A verbatim copy of the records is required, with all pictures left out.

== Working data ==
*-*-*
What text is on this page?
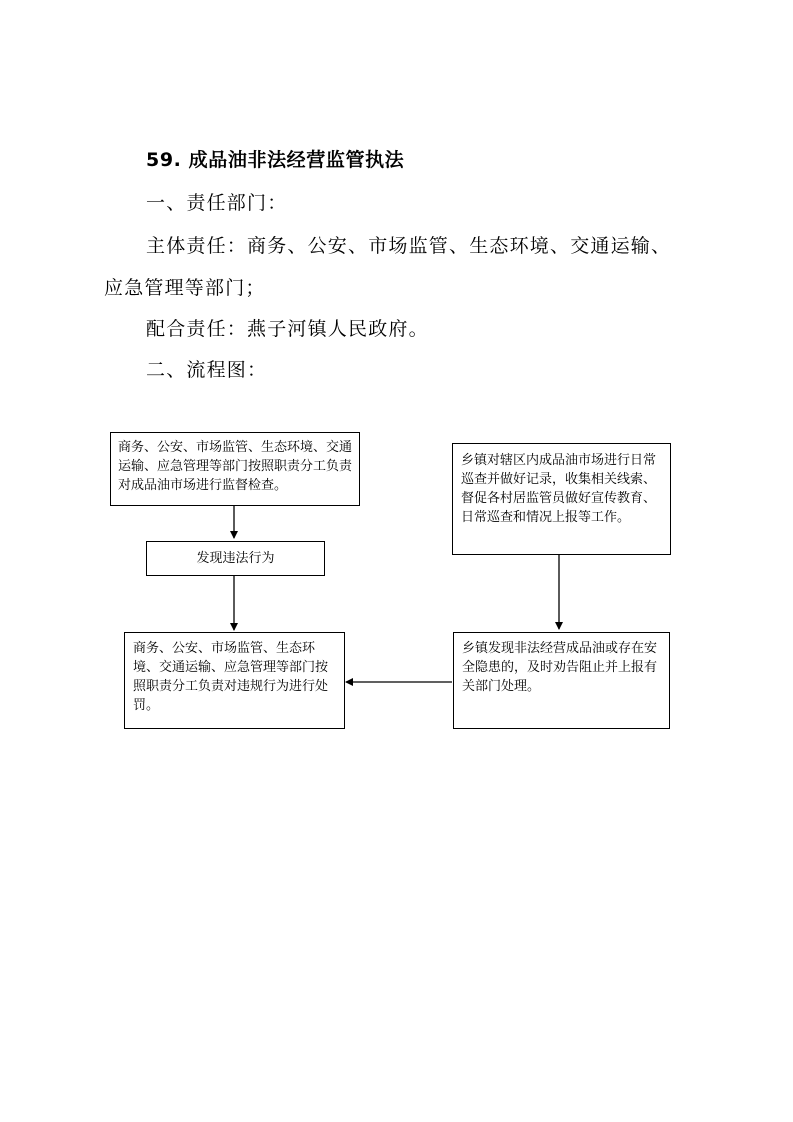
59. 成品油非法经营监管执法
一、责任部门：
主体责任：商务、公安、市场监管、生态环境、交通运输、
应急管理等部门；
配合责任：燕子河镇人民政府。
二、流程图：
商务、公安、市场监管、生态环境、交通运输、应急管理等部门按照职责分工负责对成品油市场进行监督检查。
发现违法行为
商务、公安、市场监管、生态环境、交通运输、应急管理等部门按照职责分工负责对违规行为进行处罚。
乡镇对辖区内成品油市场进行日常巡查并做好记录，收集相关线索、督促各村居监管员做好宣传教育、日常巡查和情况上报等工作。
乡镇发现非法经营成品油或存在安全隐患的，及时劝告阻止并上报有关部门处理。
*-*-*
== Exercise output ==
What text is on this page?
59. 成品油非法经营监管执法
一、责任部门：
主体责任：商务、公安、市场监管、生态环境、交通运输、
应急管理等部门；
配合责任：燕子河镇人民政府。
二、流程图：
商务、公安、市场监管、生态环境、交通运输、应急管理等部门按照职责分工负责对成品油市场进行监督检查。
发现违法行为
商务、公安、市场监管、生态环境、交通运输、应急管理等部门按照职责分工负责对违规行为进行处罚。
乡镇对辖区内成品油市场进行日常巡查并做好记录，收集相关线索、督促各村居监管员做好宣传教育、日常巡查和情况上报等工作。
乡镇发现非法经营成品油或存在安全隐患的，及时劝告阻止并上报有关部门处理。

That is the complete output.